*PROBLEM TO WORK ON*:
Say how many lines hold the string "name", and nothing more.
::::::::::
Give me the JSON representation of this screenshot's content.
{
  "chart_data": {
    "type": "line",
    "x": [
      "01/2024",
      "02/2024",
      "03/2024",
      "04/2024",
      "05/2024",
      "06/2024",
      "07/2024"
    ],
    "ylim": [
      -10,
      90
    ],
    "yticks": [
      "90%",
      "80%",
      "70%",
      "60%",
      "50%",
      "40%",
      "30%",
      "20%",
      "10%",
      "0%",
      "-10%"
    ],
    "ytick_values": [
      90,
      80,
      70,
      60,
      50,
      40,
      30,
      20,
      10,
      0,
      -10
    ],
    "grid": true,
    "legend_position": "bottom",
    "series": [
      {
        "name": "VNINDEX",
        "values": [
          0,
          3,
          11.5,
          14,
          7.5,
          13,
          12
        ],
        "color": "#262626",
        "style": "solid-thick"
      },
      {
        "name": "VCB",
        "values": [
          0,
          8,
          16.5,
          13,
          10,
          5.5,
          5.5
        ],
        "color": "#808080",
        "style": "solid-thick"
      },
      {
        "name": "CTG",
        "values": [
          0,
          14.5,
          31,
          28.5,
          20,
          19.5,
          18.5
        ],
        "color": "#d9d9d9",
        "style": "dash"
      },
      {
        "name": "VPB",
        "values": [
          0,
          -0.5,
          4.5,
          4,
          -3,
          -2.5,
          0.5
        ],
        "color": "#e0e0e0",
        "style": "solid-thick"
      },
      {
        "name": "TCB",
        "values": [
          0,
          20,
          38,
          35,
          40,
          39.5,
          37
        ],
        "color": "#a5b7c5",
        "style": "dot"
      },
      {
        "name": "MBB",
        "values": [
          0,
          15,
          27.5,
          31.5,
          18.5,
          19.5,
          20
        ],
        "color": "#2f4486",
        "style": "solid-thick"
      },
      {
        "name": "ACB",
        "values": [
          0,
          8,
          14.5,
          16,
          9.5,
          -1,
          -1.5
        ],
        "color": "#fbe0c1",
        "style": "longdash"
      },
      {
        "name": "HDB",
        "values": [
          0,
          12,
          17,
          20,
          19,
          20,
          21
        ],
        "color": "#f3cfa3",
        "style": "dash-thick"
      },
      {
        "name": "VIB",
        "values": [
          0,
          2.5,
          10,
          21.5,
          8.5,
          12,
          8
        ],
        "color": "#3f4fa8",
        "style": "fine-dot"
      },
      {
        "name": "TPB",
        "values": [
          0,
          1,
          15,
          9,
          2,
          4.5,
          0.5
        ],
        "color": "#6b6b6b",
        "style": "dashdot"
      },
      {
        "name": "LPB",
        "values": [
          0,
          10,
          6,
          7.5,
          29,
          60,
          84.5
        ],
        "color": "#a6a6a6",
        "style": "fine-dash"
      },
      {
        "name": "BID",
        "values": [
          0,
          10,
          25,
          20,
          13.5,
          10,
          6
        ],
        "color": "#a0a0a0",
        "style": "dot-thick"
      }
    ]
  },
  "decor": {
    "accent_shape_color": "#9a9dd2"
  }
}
::::::::::
*WORKED ANSWER*:
12